▸ Goal of the exercise
Which of the lines below contain the string "cuadro"? Pull each one out of the data.

(Information given)

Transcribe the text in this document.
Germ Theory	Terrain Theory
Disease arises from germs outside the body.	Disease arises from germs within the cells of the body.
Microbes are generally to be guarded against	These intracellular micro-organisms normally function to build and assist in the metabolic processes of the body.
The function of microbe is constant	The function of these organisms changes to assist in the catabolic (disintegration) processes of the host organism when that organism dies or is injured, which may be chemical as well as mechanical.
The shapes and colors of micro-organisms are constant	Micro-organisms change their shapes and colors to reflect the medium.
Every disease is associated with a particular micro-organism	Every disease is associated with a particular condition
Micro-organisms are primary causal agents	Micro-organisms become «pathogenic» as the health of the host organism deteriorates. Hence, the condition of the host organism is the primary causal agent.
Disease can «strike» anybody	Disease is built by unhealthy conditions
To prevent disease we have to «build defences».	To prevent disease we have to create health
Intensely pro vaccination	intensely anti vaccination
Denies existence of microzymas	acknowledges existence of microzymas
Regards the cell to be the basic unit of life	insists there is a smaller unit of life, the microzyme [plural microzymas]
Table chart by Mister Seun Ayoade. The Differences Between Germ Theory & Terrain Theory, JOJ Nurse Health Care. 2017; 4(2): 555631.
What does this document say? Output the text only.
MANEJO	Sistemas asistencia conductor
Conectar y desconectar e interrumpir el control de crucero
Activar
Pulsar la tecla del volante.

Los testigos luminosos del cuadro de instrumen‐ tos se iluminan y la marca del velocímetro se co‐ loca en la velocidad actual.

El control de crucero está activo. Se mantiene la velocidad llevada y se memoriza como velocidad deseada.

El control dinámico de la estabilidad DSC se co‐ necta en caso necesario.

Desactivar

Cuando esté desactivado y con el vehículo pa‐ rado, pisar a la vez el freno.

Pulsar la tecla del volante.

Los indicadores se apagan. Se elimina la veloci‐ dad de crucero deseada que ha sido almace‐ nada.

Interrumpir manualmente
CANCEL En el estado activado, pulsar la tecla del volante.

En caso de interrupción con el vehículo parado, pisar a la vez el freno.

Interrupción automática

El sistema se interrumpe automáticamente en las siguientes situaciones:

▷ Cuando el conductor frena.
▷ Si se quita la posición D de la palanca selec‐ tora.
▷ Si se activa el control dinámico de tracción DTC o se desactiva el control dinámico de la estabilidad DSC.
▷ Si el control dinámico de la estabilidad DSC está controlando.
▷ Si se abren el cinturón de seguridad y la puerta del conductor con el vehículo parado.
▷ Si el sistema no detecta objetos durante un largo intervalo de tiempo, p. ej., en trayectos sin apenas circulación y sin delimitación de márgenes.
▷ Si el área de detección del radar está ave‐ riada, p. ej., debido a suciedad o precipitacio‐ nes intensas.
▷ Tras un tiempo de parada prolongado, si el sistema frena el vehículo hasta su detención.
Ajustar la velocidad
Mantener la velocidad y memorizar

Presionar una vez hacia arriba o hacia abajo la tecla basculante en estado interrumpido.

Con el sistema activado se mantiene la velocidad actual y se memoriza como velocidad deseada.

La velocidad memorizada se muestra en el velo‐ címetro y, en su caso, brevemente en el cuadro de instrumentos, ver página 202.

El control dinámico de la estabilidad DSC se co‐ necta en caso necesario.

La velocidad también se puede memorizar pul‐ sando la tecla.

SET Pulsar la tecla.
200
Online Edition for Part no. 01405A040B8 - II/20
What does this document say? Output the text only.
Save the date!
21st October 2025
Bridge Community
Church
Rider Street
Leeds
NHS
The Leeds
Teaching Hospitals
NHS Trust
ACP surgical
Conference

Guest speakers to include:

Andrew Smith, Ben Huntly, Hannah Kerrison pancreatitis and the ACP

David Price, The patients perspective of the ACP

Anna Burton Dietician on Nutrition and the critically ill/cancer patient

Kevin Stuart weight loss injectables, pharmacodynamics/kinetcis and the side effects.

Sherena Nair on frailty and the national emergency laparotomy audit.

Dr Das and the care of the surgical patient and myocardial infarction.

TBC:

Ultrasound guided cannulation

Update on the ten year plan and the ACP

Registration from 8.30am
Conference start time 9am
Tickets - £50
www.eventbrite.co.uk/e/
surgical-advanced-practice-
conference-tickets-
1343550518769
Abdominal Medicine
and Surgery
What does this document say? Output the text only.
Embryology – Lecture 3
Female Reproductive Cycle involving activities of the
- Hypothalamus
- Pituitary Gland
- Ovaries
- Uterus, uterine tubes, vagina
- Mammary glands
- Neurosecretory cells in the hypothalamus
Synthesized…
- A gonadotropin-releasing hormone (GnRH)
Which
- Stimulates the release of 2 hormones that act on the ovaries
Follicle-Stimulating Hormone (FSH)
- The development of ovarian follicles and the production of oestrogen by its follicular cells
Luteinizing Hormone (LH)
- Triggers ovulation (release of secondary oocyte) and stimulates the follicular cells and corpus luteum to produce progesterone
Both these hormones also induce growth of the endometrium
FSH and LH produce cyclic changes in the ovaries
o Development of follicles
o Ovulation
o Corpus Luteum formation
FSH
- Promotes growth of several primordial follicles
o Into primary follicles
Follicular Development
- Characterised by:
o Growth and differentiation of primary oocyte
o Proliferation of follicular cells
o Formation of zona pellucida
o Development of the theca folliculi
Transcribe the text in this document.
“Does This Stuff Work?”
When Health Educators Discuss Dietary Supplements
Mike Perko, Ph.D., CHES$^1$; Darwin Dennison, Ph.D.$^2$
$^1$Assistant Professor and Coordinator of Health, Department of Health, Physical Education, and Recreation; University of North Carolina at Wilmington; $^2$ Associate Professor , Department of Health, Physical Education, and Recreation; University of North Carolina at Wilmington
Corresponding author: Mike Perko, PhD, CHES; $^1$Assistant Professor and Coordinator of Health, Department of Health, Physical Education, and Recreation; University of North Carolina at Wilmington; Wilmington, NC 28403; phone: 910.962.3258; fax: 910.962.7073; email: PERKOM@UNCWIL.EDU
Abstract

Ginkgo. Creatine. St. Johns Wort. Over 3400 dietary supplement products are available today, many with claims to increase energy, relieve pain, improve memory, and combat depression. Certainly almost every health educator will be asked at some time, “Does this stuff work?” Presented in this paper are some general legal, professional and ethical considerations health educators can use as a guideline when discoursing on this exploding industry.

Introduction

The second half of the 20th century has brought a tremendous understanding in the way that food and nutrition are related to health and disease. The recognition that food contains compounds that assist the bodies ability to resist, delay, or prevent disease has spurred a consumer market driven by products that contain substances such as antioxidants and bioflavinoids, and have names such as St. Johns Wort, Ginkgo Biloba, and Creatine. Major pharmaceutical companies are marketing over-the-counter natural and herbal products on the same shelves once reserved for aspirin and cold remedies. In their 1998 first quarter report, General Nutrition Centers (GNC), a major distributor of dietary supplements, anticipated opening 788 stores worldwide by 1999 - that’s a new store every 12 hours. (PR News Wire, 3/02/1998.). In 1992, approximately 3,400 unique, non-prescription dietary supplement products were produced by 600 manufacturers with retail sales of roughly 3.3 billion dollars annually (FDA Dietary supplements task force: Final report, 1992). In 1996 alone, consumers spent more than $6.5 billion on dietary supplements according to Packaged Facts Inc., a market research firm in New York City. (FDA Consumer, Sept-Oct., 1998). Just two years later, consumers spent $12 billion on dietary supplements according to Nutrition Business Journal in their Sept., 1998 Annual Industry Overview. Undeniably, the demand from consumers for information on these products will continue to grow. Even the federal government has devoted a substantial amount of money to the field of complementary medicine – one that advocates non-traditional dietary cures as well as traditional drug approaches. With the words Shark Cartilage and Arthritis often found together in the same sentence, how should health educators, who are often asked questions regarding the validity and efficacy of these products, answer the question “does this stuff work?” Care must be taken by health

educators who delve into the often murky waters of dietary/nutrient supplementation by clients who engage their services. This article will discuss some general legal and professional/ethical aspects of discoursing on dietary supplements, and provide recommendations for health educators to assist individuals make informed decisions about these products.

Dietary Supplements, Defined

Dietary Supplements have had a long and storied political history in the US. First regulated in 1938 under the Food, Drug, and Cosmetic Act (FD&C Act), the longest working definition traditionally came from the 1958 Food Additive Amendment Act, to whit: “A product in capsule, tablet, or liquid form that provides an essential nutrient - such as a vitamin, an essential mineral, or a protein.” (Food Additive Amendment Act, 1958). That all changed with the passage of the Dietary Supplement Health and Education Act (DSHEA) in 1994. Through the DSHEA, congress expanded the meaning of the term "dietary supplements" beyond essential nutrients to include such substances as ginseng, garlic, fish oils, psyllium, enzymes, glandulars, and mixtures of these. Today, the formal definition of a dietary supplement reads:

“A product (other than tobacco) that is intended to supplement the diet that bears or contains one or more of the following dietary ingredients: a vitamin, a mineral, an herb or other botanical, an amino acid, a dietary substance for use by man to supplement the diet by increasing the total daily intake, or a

(End Information given)

▸ Answer for the task
Los testigos luminosos del cuadro de instrumen‐ tos se iluminan y la marca del velocímetro se co‐ loca en la velocidad actual.
La velocidad memorizada se muestra en el velo‐ címetro y, en su caso, brevemente en el cuadro de instrumentos, ver página 202.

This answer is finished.